_Problem description_
How many of the lines contain the string "data"? Give the number, with no other words.

[start The records]

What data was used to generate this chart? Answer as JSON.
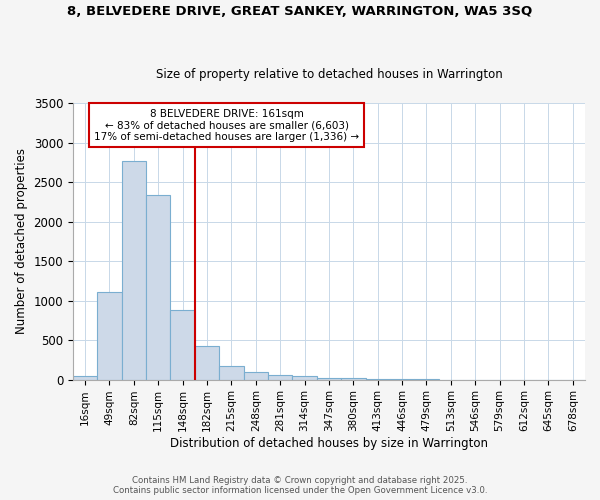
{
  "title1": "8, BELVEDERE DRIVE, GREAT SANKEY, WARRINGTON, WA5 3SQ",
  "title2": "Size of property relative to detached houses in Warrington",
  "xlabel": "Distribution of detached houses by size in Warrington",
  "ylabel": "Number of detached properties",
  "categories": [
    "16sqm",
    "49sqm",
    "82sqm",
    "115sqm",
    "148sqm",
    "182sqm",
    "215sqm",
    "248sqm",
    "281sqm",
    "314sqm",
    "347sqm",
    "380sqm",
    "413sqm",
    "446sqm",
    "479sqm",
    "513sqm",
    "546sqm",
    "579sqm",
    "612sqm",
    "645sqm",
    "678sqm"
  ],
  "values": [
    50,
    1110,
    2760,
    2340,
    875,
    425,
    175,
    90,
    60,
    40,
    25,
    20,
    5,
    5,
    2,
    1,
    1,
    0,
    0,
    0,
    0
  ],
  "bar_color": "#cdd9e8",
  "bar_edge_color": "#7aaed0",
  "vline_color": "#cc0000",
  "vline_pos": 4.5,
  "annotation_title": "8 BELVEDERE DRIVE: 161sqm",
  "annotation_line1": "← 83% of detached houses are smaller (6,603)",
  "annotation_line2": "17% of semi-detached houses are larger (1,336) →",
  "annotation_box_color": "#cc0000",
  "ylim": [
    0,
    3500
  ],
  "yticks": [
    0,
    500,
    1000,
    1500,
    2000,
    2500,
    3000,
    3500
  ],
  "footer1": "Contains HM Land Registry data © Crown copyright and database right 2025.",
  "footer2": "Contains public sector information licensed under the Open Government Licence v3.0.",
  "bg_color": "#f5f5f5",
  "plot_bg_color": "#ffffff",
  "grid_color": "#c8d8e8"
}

[end The records]

_Finished exercise_
2